TASK PROMPT:
Write out the material exactly, without any of its pictures.

▶

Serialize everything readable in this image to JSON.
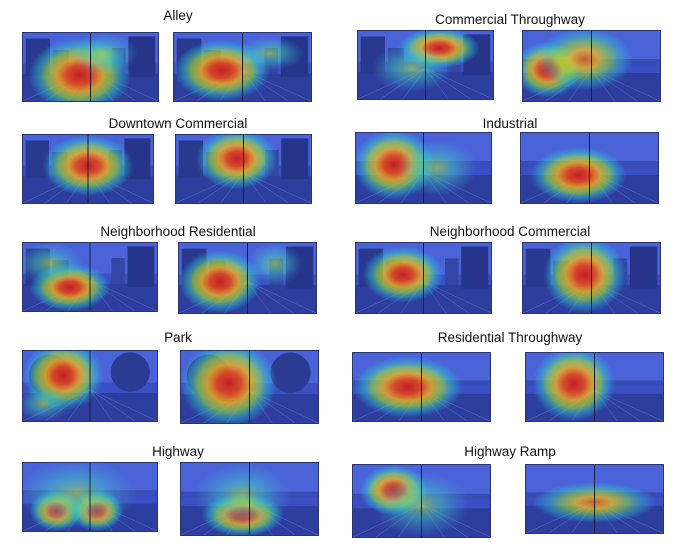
{
  "panels": [
    {
      "title": "Alley",
      "left": {
        "blobs": [
          [
            0.42,
            0.62,
            0.38,
            0.55,
            1.0
          ],
          [
            0.6,
            0.3,
            0.25,
            0.3,
            0.5
          ]
        ],
        "scene": "street"
      },
      "right": {
        "blobs": [
          [
            0.35,
            0.55,
            0.35,
            0.45,
            0.95
          ],
          [
            0.7,
            0.3,
            0.25,
            0.25,
            0.5
          ]
        ],
        "scene": "street"
      }
    },
    {
      "title": "Commercial Throughway",
      "left": {
        "blobs": [
          [
            0.6,
            0.25,
            0.3,
            0.3,
            0.95
          ],
          [
            0.4,
            0.55,
            0.3,
            0.35,
            0.5
          ]
        ],
        "scene": "street"
      },
      "right": {
        "blobs": [
          [
            0.18,
            0.55,
            0.25,
            0.4,
            1.0
          ],
          [
            0.45,
            0.4,
            0.35,
            0.45,
            0.7
          ]
        ],
        "scene": "road"
      }
    },
    {
      "title": "Downtown Commercial",
      "left": {
        "blobs": [
          [
            0.5,
            0.45,
            0.35,
            0.45,
            0.9
          ]
        ],
        "scene": "street"
      },
      "right": {
        "blobs": [
          [
            0.45,
            0.35,
            0.3,
            0.45,
            0.95
          ]
        ],
        "scene": "street"
      }
    },
    {
      "title": "Industrial",
      "left": {
        "blobs": [
          [
            0.28,
            0.45,
            0.3,
            0.5,
            1.0
          ],
          [
            0.6,
            0.5,
            0.3,
            0.4,
            0.6
          ]
        ],
        "scene": "road"
      },
      "right": {
        "blobs": [
          [
            0.42,
            0.6,
            0.35,
            0.4,
            0.95
          ]
        ],
        "scene": "road"
      }
    },
    {
      "title": "Neighborhood Residential",
      "left": {
        "blobs": [
          [
            0.35,
            0.65,
            0.3,
            0.35,
            0.95
          ],
          [
            0.2,
            0.3,
            0.25,
            0.3,
            0.6
          ]
        ],
        "scene": "street"
      },
      "right": {
        "blobs": [
          [
            0.3,
            0.55,
            0.3,
            0.45,
            0.9
          ],
          [
            0.7,
            0.3,
            0.2,
            0.3,
            0.6
          ]
        ],
        "scene": "street"
      }
    },
    {
      "title": "Neighborhood Commercial",
      "left": {
        "blobs": [
          [
            0.35,
            0.45,
            0.3,
            0.4,
            0.9
          ]
        ],
        "scene": "street"
      },
      "right": {
        "blobs": [
          [
            0.45,
            0.45,
            0.3,
            0.55,
            1.0
          ]
        ],
        "scene": "street"
      }
    },
    {
      "title": "Park",
      "left": {
        "blobs": [
          [
            0.3,
            0.35,
            0.3,
            0.5,
            0.95
          ],
          [
            0.15,
            0.75,
            0.2,
            0.25,
            0.6
          ]
        ],
        "scene": "park"
      },
      "right": {
        "blobs": [
          [
            0.35,
            0.45,
            0.35,
            0.6,
            1.0
          ]
        ],
        "scene": "park"
      }
    },
    {
      "title": "Residential Throughway",
      "left": {
        "blobs": [
          [
            0.4,
            0.5,
            0.4,
            0.45,
            0.9
          ]
        ],
        "scene": "road"
      },
      "right": {
        "blobs": [
          [
            0.35,
            0.45,
            0.3,
            0.55,
            1.0
          ]
        ],
        "scene": "road"
      }
    },
    {
      "title": "Highway",
      "left": {
        "blobs": [
          [
            0.25,
            0.7,
            0.2,
            0.3,
            1.0
          ],
          [
            0.55,
            0.7,
            0.2,
            0.3,
            0.95
          ],
          [
            0.4,
            0.45,
            0.45,
            0.5,
            0.5
          ]
        ],
        "scene": "road"
      },
      "right": {
        "blobs": [
          [
            0.45,
            0.72,
            0.3,
            0.3,
            1.0
          ],
          [
            0.45,
            0.45,
            0.35,
            0.45,
            0.5
          ]
        ],
        "scene": "road"
      }
    },
    {
      "title": "Highway Ramp",
      "left": {
        "blobs": [
          [
            0.3,
            0.35,
            0.25,
            0.35,
            1.0
          ],
          [
            0.5,
            0.55,
            0.35,
            0.45,
            0.5
          ]
        ],
        "scene": "road"
      },
      "right": {
        "blobs": [
          [
            0.5,
            0.55,
            0.45,
            0.3,
            0.8
          ]
        ],
        "scene": "road"
      }
    }
  ]
}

◀

CORRECT RESULT:
Serialize everything readable in this image to JSON.
{
  "panels": [
    {
      "title": "Alley",
      "left": {
        "blobs": [
          [
            0.42,
            0.62,
            0.38,
            0.55,
            1.0
          ],
          [
            0.6,
            0.3,
            0.25,
            0.3,
            0.5
          ]
        ],
        "scene": "street"
      },
      "right": {
        "blobs": [
          [
            0.35,
            0.55,
            0.35,
            0.45,
            0.95
          ],
          [
            0.7,
            0.3,
            0.25,
            0.25,
            0.5
          ]
        ],
        "scene": "street"
      }
    },
    {
      "title": "Commercial Throughway",
      "left": {
        "blobs": [
          [
            0.6,
            0.25,
            0.3,
            0.3,
            0.95
          ],
          [
            0.4,
            0.55,
            0.3,
            0.35,
            0.5
          ]
        ],
        "scene": "street"
      },
      "right": {
        "blobs": [
          [
            0.18,
            0.55,
            0.25,
            0.4,
            1.0
          ],
          [
            0.45,
            0.4,
            0.35,
            0.45,
            0.7
          ]
        ],
        "scene": "road"
      }
    },
    {
      "title": "Downtown Commercial",
      "left": {
        "blobs": [
          [
            0.5,
            0.45,
            0.35,
            0.45,
            0.9
          ]
        ],
        "scene": "street"
      },
      "right": {
        "blobs": [
          [
            0.45,
            0.35,
            0.3,
            0.45,
            0.95
          ]
        ],
        "scene": "street"
      }
    },
    {
      "title": "Industrial",
      "left": {
        "blobs": [
          [
            0.28,
            0.45,
            0.3,
            0.5,
            1.0
          ],
          [
            0.6,
            0.5,
            0.3,
            0.4,
            0.6
          ]
        ],
        "scene": "road"
      },
      "right": {
        "blobs": [
          [
            0.42,
            0.6,
            0.35,
            0.4,
            0.95
          ]
        ],
        "scene": "road"
      }
    },
    {
      "title": "Neighborhood Residential",
      "left": {
        "blobs": [
          [
            0.35,
            0.65,
            0.3,
            0.35,
            0.95
          ],
          [
            0.2,
            0.3,
            0.25,
            0.3,
            0.6
          ]
        ],
        "scene": "street"
      },
      "right": {
        "blobs": [
          [
            0.3,
            0.55,
            0.3,
            0.45,
            0.9
          ],
          [
            0.7,
            0.3,
            0.2,
            0.3,
            0.6
          ]
        ],
        "scene": "street"
      }
    },
    {
      "title": "Neighborhood Commercial",
      "left": {
        "blobs": [
          [
            0.35,
            0.45,
            0.3,
            0.4,
            0.9
          ]
        ],
        "scene": "street"
      },
      "right": {
        "blobs": [
          [
            0.45,
            0.45,
            0.3,
            0.55,
            1.0
          ]
        ],
        "scene": "street"
      }
    },
    {
      "title": "Park",
      "left": {
        "blobs": [
          [
            0.3,
            0.35,
            0.3,
            0.5,
            0.95
          ],
          [
            0.15,
            0.75,
            0.2,
            0.25,
            0.6
          ]
        ],
        "scene": "park"
      },
      "right": {
        "blobs": [
          [
            0.35,
            0.45,
            0.35,
            0.6,
            1.0
          ]
        ],
        "scene": "park"
      }
    },
    {
      "title": "Residential Throughway",
      "left": {
        "blobs": [
          [
            0.4,
            0.5,
            0.4,
            0.45,
            0.9
          ]
        ],
        "scene": "road"
      },
      "right": {
        "blobs": [
          [
            0.35,
            0.45,
            0.3,
            0.55,
            1.0
          ]
        ],
        "scene": "road"
      }
    },
    {
      "title": "Highway",
      "left": {
        "blobs": [
          [
            0.25,
            0.7,
            0.2,
            0.3,
            1.0
          ],
          [
            0.55,
            0.7,
            0.2,
            0.3,
            0.95
          ],
          [
            0.4,
            0.45,
            0.45,
            0.5,
            0.5
          ]
        ],
        "scene": "road"
      },
      "right": {
        "blobs": [
          [
            0.45,
            0.72,
            0.3,
            0.3,
            1.0
          ],
          [
            0.45,
            0.45,
            0.35,
            0.45,
            0.5
          ]
        ],
        "scene": "road"
      }
    },
    {
      "title": "Highway Ramp",
      "left": {
        "blobs": [
          [
            0.3,
            0.35,
            0.25,
            0.35,
            1.0
          ],
          [
            0.5,
            0.55,
            0.35,
            0.45,
            0.5
          ]
        ],
        "scene": "road"
      },
      "right": {
        "blobs": [
          [
            0.5,
            0.55,
            0.45,
            0.3,
            0.8
          ]
        ],
        "scene": "road"
      }
    }
  ]
}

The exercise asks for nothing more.